#### TASK BRIEF
Tally every line featuring "data", then give that tally alone.
* * * * * * *
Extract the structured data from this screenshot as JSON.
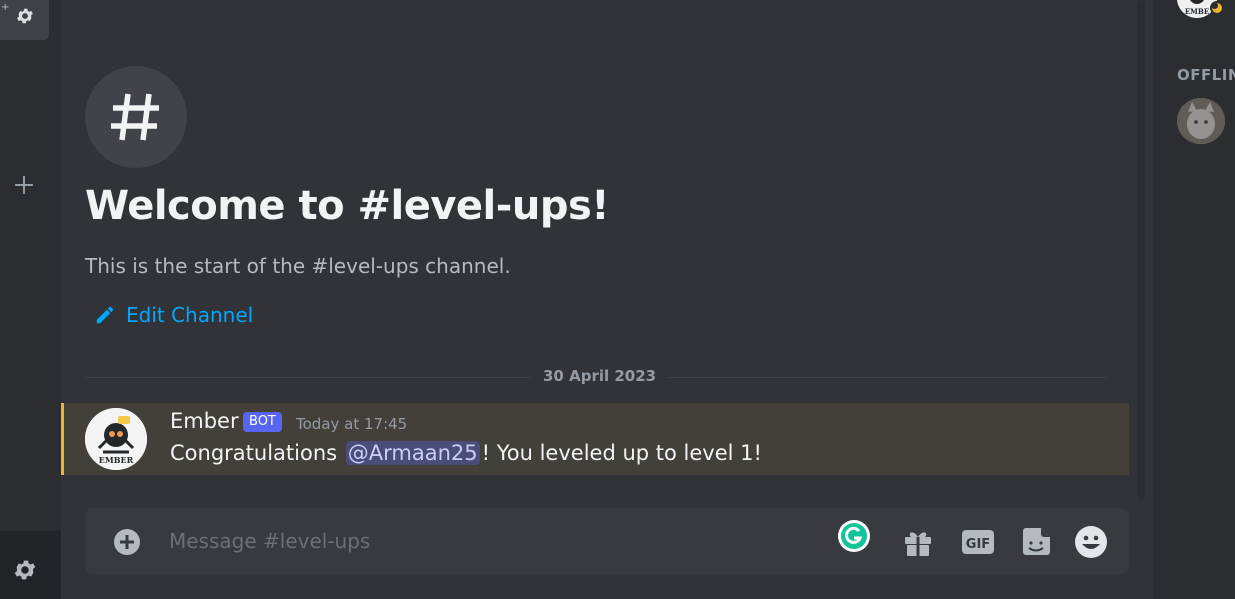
{
  "channel": {
    "welcome_title": "Welcome to #level-ups!",
    "start_text": "This is the start of the #level-ups channel.",
    "edit_label": "Edit Channel"
  },
  "divider": {
    "date": "30 April 2023"
  },
  "message": {
    "username": "Ember",
    "badge": "BOT",
    "timestamp": "Today at 17:45",
    "text_before": "Congratulations",
    "mention": "@Armaan25",
    "text_after": "! You leveled up to level 1!",
    "avatar_label": "EMBER",
    "highlight_color": "#f0b232"
  },
  "composer": {
    "placeholder": "Message #level-ups"
  },
  "composer_icons": [
    "grammarly-icon",
    "gift-icon",
    "gif-icon",
    "sticker-icon",
    "emoji-icon"
  ],
  "members": {
    "offline_header": "OFFLIN",
    "top_avatar_label": "EMBE"
  },
  "colors": {
    "accent": "#5865f2",
    "link": "#00a8fc",
    "background": "#313338"
  }
}
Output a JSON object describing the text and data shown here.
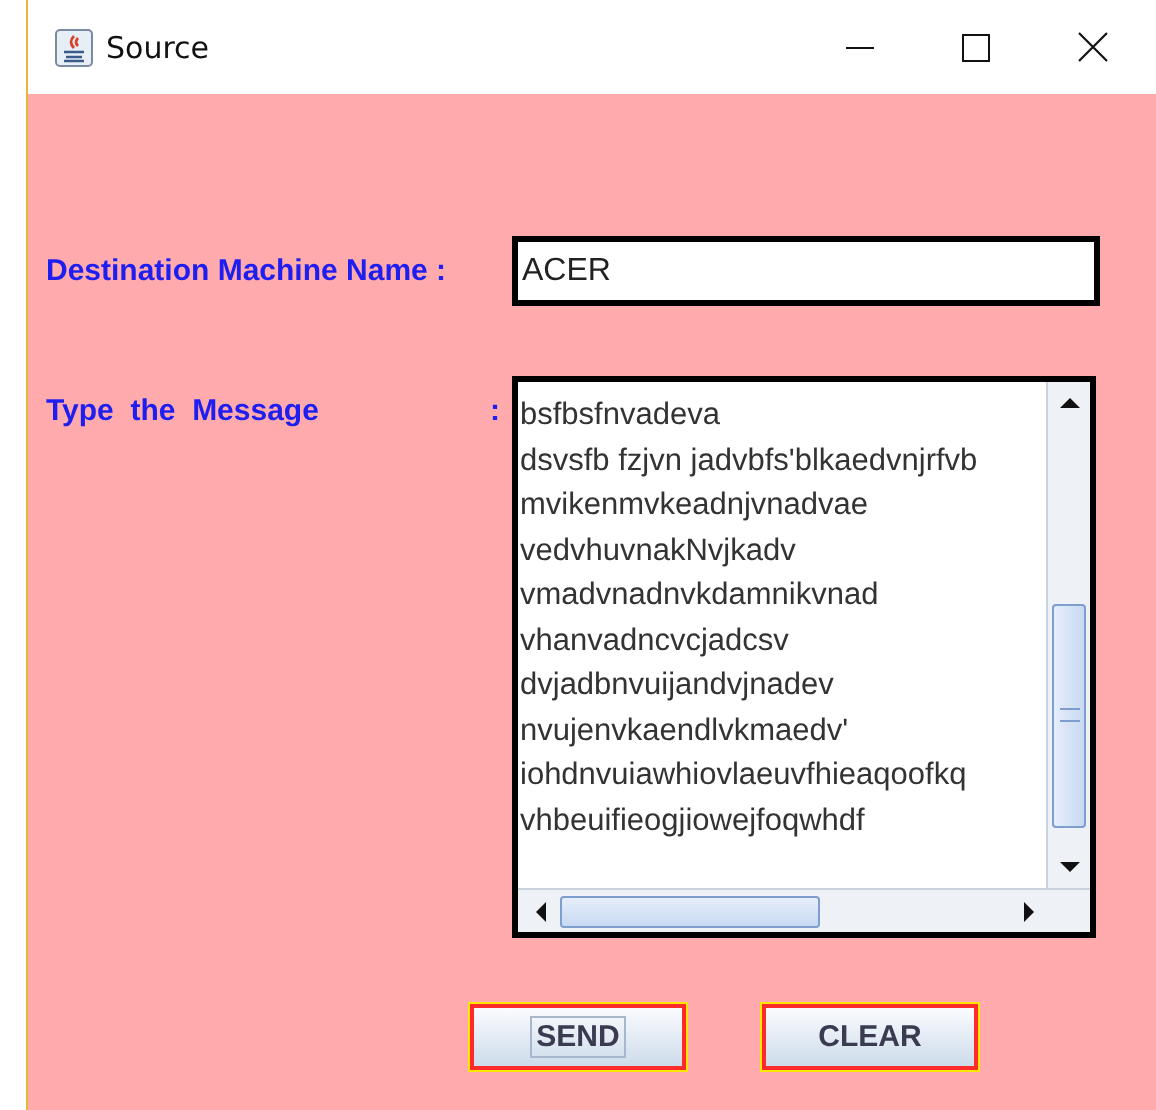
{
  "window": {
    "title": "Source"
  },
  "destination": {
    "label": "Destination Machine Name :",
    "value": "ACER"
  },
  "message": {
    "label": "Type  the  Message",
    "colon": ":",
    "lines": [
      "bsfbsfnvadeva",
      "dsvsfb fzjvn jadvbfs'blkaedvnjrfvb",
      "mvikenmvkeadnjvnadvae",
      "vedvhuvnakNvjkadv",
      "vmadvnadnvkdamnikvnad",
      "vhanvadncvcjadcsv",
      "dvjadbnvuijandvjnadev",
      "nvujenvkaendlvkmaedv'",
      "iohdnvuiawhiovlaeuvfhieaqoofkq",
      "vhbeuifieogjiowejfoqwhdf"
    ]
  },
  "buttons": [
    {
      "label": "SEND",
      "focused": true
    },
    {
      "label": "CLEAR",
      "focused": false
    }
  ]
}
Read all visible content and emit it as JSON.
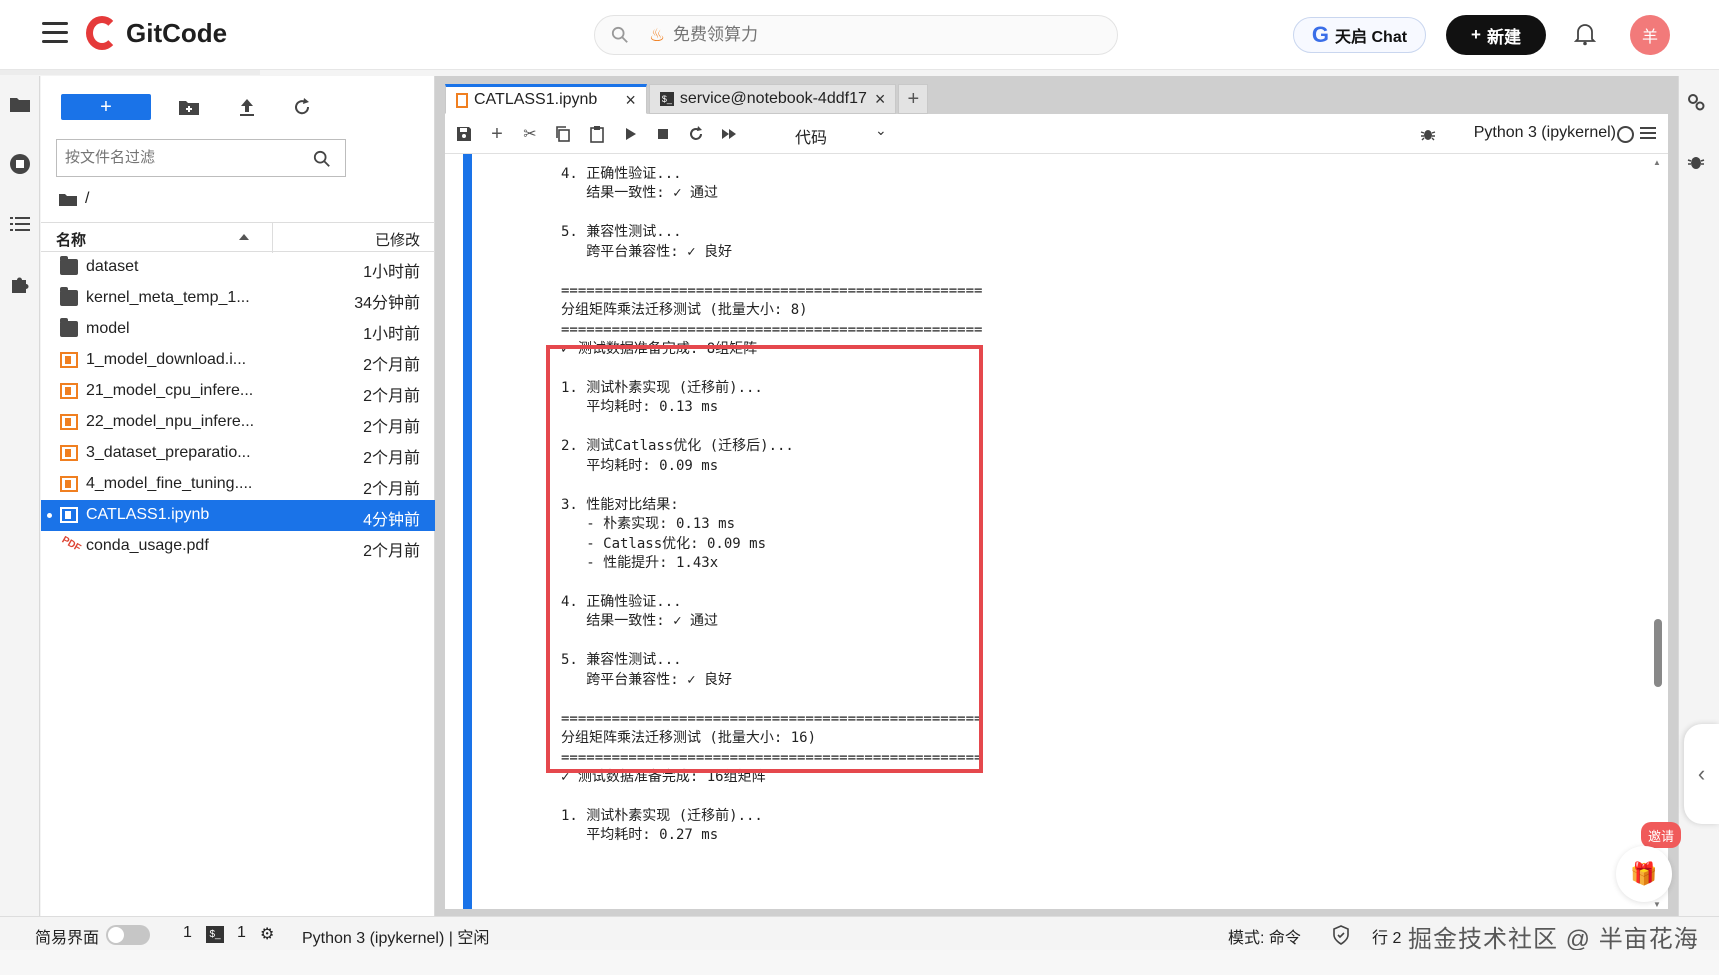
* * * * * * *
#### THE RESULT
2